| PROBLEM DETAILS |
Repeat the entire listing exactly as written.

Data entries:
>> BEGIN

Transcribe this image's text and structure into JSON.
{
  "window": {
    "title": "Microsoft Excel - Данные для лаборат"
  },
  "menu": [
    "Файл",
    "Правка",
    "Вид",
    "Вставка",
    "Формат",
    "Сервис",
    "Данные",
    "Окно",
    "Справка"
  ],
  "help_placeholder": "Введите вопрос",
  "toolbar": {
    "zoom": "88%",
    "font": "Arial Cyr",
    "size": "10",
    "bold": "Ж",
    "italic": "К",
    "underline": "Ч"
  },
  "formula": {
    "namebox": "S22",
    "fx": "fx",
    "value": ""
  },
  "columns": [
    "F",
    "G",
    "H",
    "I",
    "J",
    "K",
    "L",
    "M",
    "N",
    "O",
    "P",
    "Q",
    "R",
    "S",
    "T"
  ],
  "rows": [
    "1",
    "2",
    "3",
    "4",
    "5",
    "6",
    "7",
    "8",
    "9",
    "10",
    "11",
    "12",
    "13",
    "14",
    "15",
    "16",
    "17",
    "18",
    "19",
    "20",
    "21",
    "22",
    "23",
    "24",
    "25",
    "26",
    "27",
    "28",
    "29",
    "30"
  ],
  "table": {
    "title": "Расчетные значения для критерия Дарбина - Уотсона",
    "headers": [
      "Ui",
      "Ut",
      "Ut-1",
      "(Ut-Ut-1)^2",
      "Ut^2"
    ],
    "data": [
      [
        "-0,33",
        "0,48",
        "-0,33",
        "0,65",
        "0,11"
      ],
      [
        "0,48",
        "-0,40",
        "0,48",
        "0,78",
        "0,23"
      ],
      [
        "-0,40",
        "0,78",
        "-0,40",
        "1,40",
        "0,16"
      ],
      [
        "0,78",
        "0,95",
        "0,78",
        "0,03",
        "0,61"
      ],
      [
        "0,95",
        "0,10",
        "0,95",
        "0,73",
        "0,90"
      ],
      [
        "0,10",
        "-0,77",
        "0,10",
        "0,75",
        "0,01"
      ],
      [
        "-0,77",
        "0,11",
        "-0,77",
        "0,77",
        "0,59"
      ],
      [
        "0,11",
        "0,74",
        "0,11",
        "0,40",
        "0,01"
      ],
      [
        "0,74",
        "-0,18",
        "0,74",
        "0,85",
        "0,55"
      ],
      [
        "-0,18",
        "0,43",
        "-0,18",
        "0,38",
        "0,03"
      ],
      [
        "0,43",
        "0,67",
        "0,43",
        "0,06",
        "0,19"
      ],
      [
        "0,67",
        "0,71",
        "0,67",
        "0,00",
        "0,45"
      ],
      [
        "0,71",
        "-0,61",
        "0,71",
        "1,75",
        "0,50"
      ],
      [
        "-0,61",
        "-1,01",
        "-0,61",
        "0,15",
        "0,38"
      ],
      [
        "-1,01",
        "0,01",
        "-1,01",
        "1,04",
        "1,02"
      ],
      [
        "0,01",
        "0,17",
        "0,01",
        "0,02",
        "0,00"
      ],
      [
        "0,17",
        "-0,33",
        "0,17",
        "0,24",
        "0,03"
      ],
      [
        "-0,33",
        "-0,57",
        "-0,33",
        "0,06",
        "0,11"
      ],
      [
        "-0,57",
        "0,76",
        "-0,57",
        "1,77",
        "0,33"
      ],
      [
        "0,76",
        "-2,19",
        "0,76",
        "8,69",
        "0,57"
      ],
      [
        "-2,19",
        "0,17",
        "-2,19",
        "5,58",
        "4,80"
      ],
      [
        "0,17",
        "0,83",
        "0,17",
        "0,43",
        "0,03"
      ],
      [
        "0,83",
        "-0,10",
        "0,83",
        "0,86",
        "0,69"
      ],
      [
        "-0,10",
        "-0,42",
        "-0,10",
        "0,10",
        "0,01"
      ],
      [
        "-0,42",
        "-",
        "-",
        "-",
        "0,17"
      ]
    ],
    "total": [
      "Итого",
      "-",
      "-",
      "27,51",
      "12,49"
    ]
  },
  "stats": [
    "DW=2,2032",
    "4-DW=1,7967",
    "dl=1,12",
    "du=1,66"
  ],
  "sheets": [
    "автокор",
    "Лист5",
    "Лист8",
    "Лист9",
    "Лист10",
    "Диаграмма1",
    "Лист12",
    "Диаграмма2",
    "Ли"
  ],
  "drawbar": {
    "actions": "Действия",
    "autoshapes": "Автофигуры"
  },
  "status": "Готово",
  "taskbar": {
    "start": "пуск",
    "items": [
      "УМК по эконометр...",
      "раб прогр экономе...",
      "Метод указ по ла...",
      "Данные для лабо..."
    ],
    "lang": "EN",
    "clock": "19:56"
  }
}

>> END

| WRITTEN SOLUTION |
Transcribe this image's text and structure into JSON.
{
  "window": {
    "title": "Microsoft Excel - Данные для лаборат"
  },
  "menu": [
    "Файл",
    "Правка",
    "Вид",
    "Вставка",
    "Формат",
    "Сервис",
    "Данные",
    "Окно",
    "Справка"
  ],
  "help_placeholder": "Введите вопрос",
  "toolbar": {
    "zoom": "88%",
    "font": "Arial Cyr",
    "size": "10",
    "bold": "Ж",
    "italic": "К",
    "underline": "Ч"
  },
  "formula": {
    "namebox": "S22",
    "fx": "fx",
    "value": ""
  },
  "columns": [
    "F",
    "G",
    "H",
    "I",
    "J",
    "K",
    "L",
    "M",
    "N",
    "O",
    "P",
    "Q",
    "R",
    "S",
    "T"
  ],
  "rows": [
    "1",
    "2",
    "3",
    "4",
    "5",
    "6",
    "7",
    "8",
    "9",
    "10",
    "11",
    "12",
    "13",
    "14",
    "15",
    "16",
    "17",
    "18",
    "19",
    "20",
    "21",
    "22",
    "23",
    "24",
    "25",
    "26",
    "27",
    "28",
    "29",
    "30"
  ],
  "table": {
    "title": "Расчетные значения для критерия Дарбина - Уотсона",
    "headers": [
      "Ui",
      "Ut",
      "Ut-1",
      "(Ut-Ut-1)^2",
      "Ut^2"
    ],
    "data": [
      [
        "-0,33",
        "0,48",
        "-0,33",
        "0,65",
        "0,11"
      ],
      [
        "0,48",
        "-0,40",
        "0,48",
        "0,78",
        "0,23"
      ],
      [
        "-0,40",
        "0,78",
        "-0,40",
        "1,40",
        "0,16"
      ],
      [
        "0,78",
        "0,95",
        "0,78",
        "0,03",
        "0,61"
      ],
      [
        "0,95",
        "0,10",
        "0,95",
        "0,73",
        "0,90"
      ],
      [
        "0,10",
        "-0,77",
        "0,10",
        "0,75",
        "0,01"
      ],
      [
        "-0,77",
        "0,11",
        "-0,77",
        "0,77",
        "0,59"
      ],
      [
        "0,11",
        "0,74",
        "0,11",
        "0,40",
        "0,01"
      ],
      [
        "0,74",
        "-0,18",
        "0,74",
        "0,85",
        "0,55"
      ],
      [
        "-0,18",
        "0,43",
        "-0,18",
        "0,38",
        "0,03"
      ],
      [
        "0,43",
        "0,67",
        "0,43",
        "0,06",
        "0,19"
      ],
      [
        "0,67",
        "0,71",
        "0,67",
        "0,00",
        "0,45"
      ],
      [
        "0,71",
        "-0,61",
        "0,71",
        "1,75",
        "0,50"
      ],
      [
        "-0,61",
        "-1,01",
        "-0,61",
        "0,15",
        "0,38"
      ],
      [
        "-1,01",
        "0,01",
        "-1,01",
        "1,04",
        "1,02"
      ],
      [
        "0,01",
        "0,17",
        "0,01",
        "0,02",
        "0,00"
      ],
      [
        "0,17",
        "-0,33",
        "0,17",
        "0,24",
        "0,03"
      ],
      [
        "-0,33",
        "-0,57",
        "-0,33",
        "0,06",
        "0,11"
      ],
      [
        "-0,57",
        "0,76",
        "-0,57",
        "1,77",
        "0,33"
      ],
      [
        "0,76",
        "-2,19",
        "0,76",
        "8,69",
        "0,57"
      ],
      [
        "-2,19",
        "0,17",
        "-2,19",
        "5,58",
        "4,80"
      ],
      [
        "0,17",
        "0,83",
        "0,17",
        "0,43",
        "0,03"
      ],
      [
        "0,83",
        "-0,10",
        "0,83",
        "0,86",
        "0,69"
      ],
      [
        "-0,10",
        "-0,42",
        "-0,10",
        "0,10",
        "0,01"
      ],
      [
        "-0,42",
        "-",
        "-",
        "-",
        "0,17"
      ]
    ],
    "total": [
      "Итого",
      "-",
      "-",
      "27,51",
      "12,49"
    ]
  },
  "stats": [
    "DW=2,2032",
    "4-DW=1,7967",
    "dl=1,12",
    "du=1,66"
  ],
  "sheets": [
    "автокор",
    "Лист5",
    "Лист8",
    "Лист9",
    "Лист10",
    "Диаграмма1",
    "Лист12",
    "Диаграмма2",
    "Ли"
  ],
  "drawbar": {
    "actions": "Действия",
    "autoshapes": "Автофигуры"
  },
  "status": "Готово",
  "taskbar": {
    "start": "пуск",
    "items": [
      "УМК по эконометр...",
      "раб прогр экономе...",
      "Метод указ по ла...",
      "Данные для лабо..."
    ],
    "lang": "EN",
    "clock": "19:56"
  }
}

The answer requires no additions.